Work to be completed
Repeat all of the material below exactly as written, images excluded.

(Stored data)
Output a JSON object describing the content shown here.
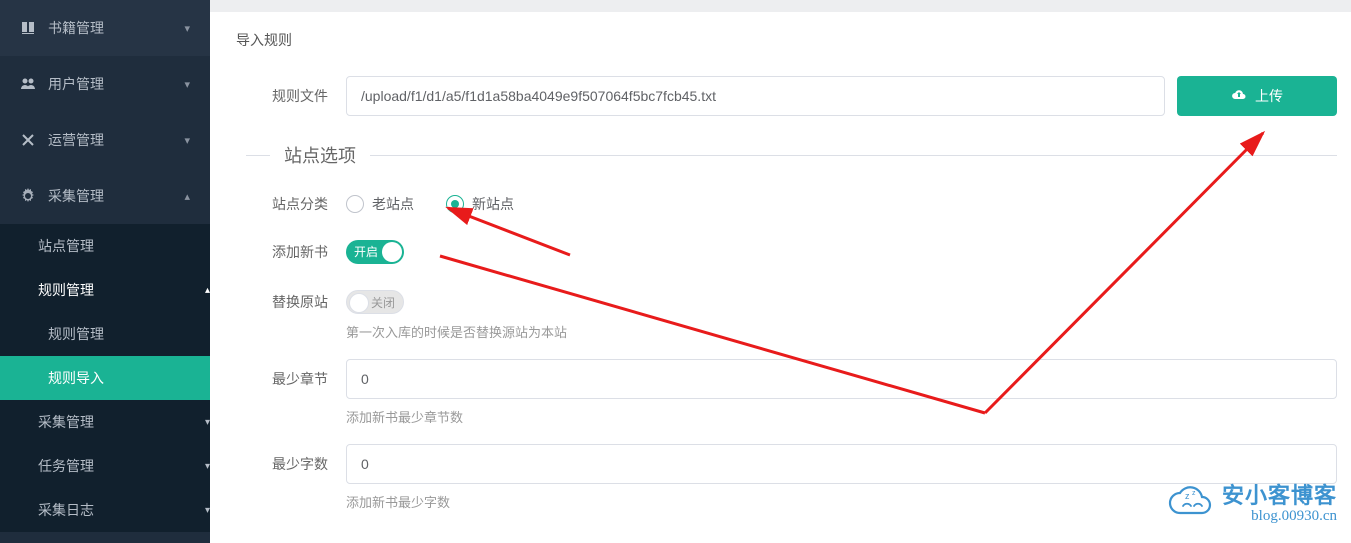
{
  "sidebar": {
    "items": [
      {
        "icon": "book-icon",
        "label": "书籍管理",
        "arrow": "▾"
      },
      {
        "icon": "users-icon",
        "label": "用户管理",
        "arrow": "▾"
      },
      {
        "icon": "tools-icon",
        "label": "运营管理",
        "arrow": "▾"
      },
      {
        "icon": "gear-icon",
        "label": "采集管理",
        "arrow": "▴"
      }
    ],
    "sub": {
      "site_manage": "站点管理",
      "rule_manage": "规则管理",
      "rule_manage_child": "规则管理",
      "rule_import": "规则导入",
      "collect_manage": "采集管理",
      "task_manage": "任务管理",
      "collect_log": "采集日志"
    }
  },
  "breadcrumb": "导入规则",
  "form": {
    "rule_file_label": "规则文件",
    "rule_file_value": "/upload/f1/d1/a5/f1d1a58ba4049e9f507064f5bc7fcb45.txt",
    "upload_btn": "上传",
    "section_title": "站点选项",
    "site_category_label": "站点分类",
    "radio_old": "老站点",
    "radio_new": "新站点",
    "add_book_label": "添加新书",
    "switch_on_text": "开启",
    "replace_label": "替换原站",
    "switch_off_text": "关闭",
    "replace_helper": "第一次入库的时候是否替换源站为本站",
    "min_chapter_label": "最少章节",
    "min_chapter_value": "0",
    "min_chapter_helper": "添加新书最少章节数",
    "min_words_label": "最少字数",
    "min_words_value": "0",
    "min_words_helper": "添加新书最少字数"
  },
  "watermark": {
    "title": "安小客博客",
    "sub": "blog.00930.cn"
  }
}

Complete answer
Output a JSON object describing the content shown here.
{
  "sidebar": {
    "items": [
      {
        "icon": "book-icon",
        "label": "书籍管理",
        "arrow": "▾"
      },
      {
        "icon": "users-icon",
        "label": "用户管理",
        "arrow": "▾"
      },
      {
        "icon": "tools-icon",
        "label": "运营管理",
        "arrow": "▾"
      },
      {
        "icon": "gear-icon",
        "label": "采集管理",
        "arrow": "▴"
      }
    ],
    "sub": {
      "site_manage": "站点管理",
      "rule_manage": "规则管理",
      "rule_manage_child": "规则管理",
      "rule_import": "规则导入",
      "collect_manage": "采集管理",
      "task_manage": "任务管理",
      "collect_log": "采集日志"
    }
  },
  "breadcrumb": "导入规则",
  "form": {
    "rule_file_label": "规则文件",
    "rule_file_value": "/upload/f1/d1/a5/f1d1a58ba4049e9f507064f5bc7fcb45.txt",
    "upload_btn": "上传",
    "section_title": "站点选项",
    "site_category_label": "站点分类",
    "radio_old": "老站点",
    "radio_new": "新站点",
    "add_book_label": "添加新书",
    "switch_on_text": "开启",
    "replace_label": "替换原站",
    "switch_off_text": "关闭",
    "replace_helper": "第一次入库的时候是否替换源站为本站",
    "min_chapter_label": "最少章节",
    "min_chapter_value": "0",
    "min_chapter_helper": "添加新书最少章节数",
    "min_words_label": "最少字数",
    "min_words_value": "0",
    "min_words_helper": "添加新书最少字数"
  },
  "watermark": {
    "title": "安小客博客",
    "sub": "blog.00930.cn"
  }
}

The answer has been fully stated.